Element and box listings
- - -
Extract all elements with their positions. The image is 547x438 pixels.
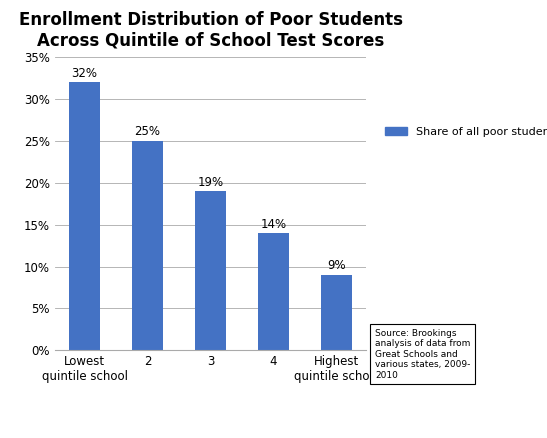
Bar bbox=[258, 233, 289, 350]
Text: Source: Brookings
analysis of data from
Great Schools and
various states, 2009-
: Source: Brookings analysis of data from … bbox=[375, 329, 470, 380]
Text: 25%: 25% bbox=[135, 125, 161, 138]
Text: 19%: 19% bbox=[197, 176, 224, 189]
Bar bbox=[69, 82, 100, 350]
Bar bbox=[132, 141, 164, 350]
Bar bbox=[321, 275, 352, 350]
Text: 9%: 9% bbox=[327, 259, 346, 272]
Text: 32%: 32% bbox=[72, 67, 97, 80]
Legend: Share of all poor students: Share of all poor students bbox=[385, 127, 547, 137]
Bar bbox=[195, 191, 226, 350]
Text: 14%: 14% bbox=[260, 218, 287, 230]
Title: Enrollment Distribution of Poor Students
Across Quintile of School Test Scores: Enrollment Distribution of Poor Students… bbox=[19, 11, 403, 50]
- - -
_What you have to do_
Pull every line of the data above out verbatim, leaving the pictures out of your answer.

_Completed task_
Extract all elements with their positions. The image is 547x438 pixels.
Bar bbox=[258, 233, 289, 350]
Text: Source: Brookings
analysis of data from
Great Schools and
various states, 2009-
: Source: Brookings analysis of data from … bbox=[375, 329, 470, 380]
Text: 25%: 25% bbox=[135, 125, 161, 138]
Text: 19%: 19% bbox=[197, 176, 224, 189]
Bar bbox=[69, 82, 100, 350]
Bar bbox=[132, 141, 164, 350]
Bar bbox=[321, 275, 352, 350]
Text: 9%: 9% bbox=[327, 259, 346, 272]
Text: 32%: 32% bbox=[72, 67, 97, 80]
Legend: Share of all poor students: Share of all poor students bbox=[385, 127, 547, 137]
Bar bbox=[195, 191, 226, 350]
Text: 14%: 14% bbox=[260, 218, 287, 230]
Title: Enrollment Distribution of Poor Students
Across Quintile of School Test Scores: Enrollment Distribution of Poor Students… bbox=[19, 11, 403, 50]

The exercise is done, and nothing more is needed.